╔══

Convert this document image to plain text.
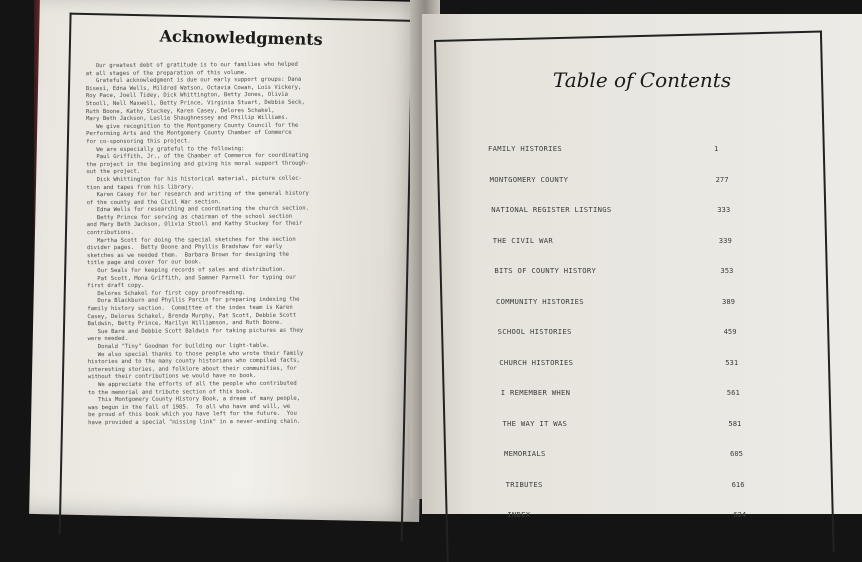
Acknowledgments
Our greatest debt of gratitude is to our families who helped
at all stages of the preparation of this volume.
Grateful acknowledgment is due our early support groups: Dana
Bisesi, Edna Wells, Mildred Watson, Octavia Cowan, Lois Vickery,
Roy Pace, Joell Tidey, Dick Whittington, Betty Jones, Olivia
Stooll, Nell Maxwell, Betty Prince, Virginia Stuart, Debbie Seck,
Ruth Boone, Kathy Stuckey, Karen Casey, Delores Schakel,
Mary Beth Jackson, Leslie Shaughnessey and Phillip Williams.
We give recognition to the Montgomery County Council for the
Performing Arts and the Montgomery County Chamber of Commerce
for co-sponsoring this project.
We are especially grateful to the following:
Paul Griffith, Jr., of the Chamber of Commerce for coordinating
the project in the beginning and giving his moral support through-
out the project.
Dick Whittington for his historical material, picture collec-
tion and tapes from his library.
Karen Casey for her research and writing of the general history
of the county and the Civil War section.
Edna Wells for researching and coordinating the church section.
Betty Prince for serving as chairman of the school section
and Mary Beth Jackson, Olivia Stooll and Kathy Stuckey for their
contributions.
Martha Scott for doing the special sketches for the section
divider pages.  Betty Boone and Phyllis Bradshaw for early
sketches as we needed them.  Barbara Brown for designing the
title page and cover for our book.
Our Seals for keeping records of sales and distribution.
Pat Scott, Mona Griffith, and Sammer Parnell for typing our
first draft copy.
Delores Schakel for first copy proofreading.
Dora Blackburn and Phyllis Parcin for preparing indexing the
family history section.  Committee of the index team is Karen
Casey, Delores Schakel, Brenda Murphy, Pat Scott, Debbie Scott
Baldwin, Betty Prince, Marilyn Williamson, and Ruth Boone.
Sue Bare and Debbie Scott Baldwin for taking pictures as they
were needed.
Donald "Tiny" Goodman for building our light-table.
We also special thanks to those people who wrote their family
histories and to the many county historians who compiled facts,
interesting stories, and folklore about their communities, for
without their contributions we would have no book.
We appreciate the efforts of all the people who contributed
to the memorial and tribute section of this book.
This Montgomery County History Book, a dream of many people,
was begun in the fall of 1985.  To all who have and will, we
be proud of this book which you have left for the future.  You
have provided a special "missing link" in a never-ending chain.
Table of Contents
FAMILY HISTORIES	1
MONTGOMERY COUNTY	277
NATIONAL REGISTER LISTINGS	333
THE CIVIL WAR	339
BITS OF COUNTY HISTORY	353
COMMUNITY HISTORIES	389
SCHOOL HISTORIES	459
CHURCH HISTORIES	531
I REMEMBER WHEN	561
THE WAY IT WAS	581
MEMORIALS	605
TRIBUTES	616
INDEX	624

╚══

**GOAL**
Pictures appear in the records above. Output everything except them, exactly.

**SOLUTION FOR THIS TASK**
Convert this document image to plain text.
Acknowledgments
Our greatest debt of gratitude is to our families who helped
at all stages of the preparation of this volume.
Grateful acknowledgment is due our early support groups: Dana
Bisesi, Edna Wells, Mildred Watson, Octavia Cowan, Lois Vickery,
Roy Pace, Joell Tidey, Dick Whittington, Betty Jones, Olivia
Stooll, Nell Maxwell, Betty Prince, Virginia Stuart, Debbie Seck,
Ruth Boone, Kathy Stuckey, Karen Casey, Delores Schakel,
Mary Beth Jackson, Leslie Shaughnessey and Phillip Williams.
We give recognition to the Montgomery County Council for the
Performing Arts and the Montgomery County Chamber of Commerce
for co-sponsoring this project.
We are especially grateful to the following:
Paul Griffith, Jr., of the Chamber of Commerce for coordinating
the project in the beginning and giving his moral support through-
out the project.
Dick Whittington for his historical material, picture collec-
tion and tapes from his library.
Karen Casey for her research and writing of the general history
of the county and the Civil War section.
Edna Wells for researching and coordinating the church section.
Betty Prince for serving as chairman of the school section
and Mary Beth Jackson, Olivia Stooll and Kathy Stuckey for their
contributions.
Martha Scott for doing the special sketches for the section
divider pages.  Betty Boone and Phyllis Bradshaw for early
sketches as we needed them.  Barbara Brown for designing the
title page and cover for our book.
Our Seals for keeping records of sales and distribution.
Pat Scott, Mona Griffith, and Sammer Parnell for typing our
first draft copy.
Delores Schakel for first copy proofreading.
Dora Blackburn and Phyllis Parcin for preparing indexing the
family history section.  Committee of the index team is Karen
Casey, Delores Schakel, Brenda Murphy, Pat Scott, Debbie Scott
Baldwin, Betty Prince, Marilyn Williamson, and Ruth Boone.
Sue Bare and Debbie Scott Baldwin for taking pictures as they
were needed.
Donald "Tiny" Goodman for building our light-table.
We also special thanks to those people who wrote their family
histories and to the many county historians who compiled facts,
interesting stories, and folklore about their communities, for
without their contributions we would have no book.
We appreciate the efforts of all the people who contributed
to the memorial and tribute section of this book.
This Montgomery County History Book, a dream of many people,
was begun in the fall of 1985.  To all who have and will, we
be proud of this book which you have left for the future.  You
have provided a special "missing link" in a never-ending chain.
Table of Contents
FAMILY HISTORIES	1
MONTGOMERY COUNTY	277
NATIONAL REGISTER LISTINGS	333
THE CIVIL WAR	339
BITS OF COUNTY HISTORY	353
COMMUNITY HISTORIES	389
SCHOOL HISTORIES	459
CHURCH HISTORIES	531
I REMEMBER WHEN	561
THE WAY IT WAS	581
MEMORIALS	605
TRIBUTES	616
INDEX	624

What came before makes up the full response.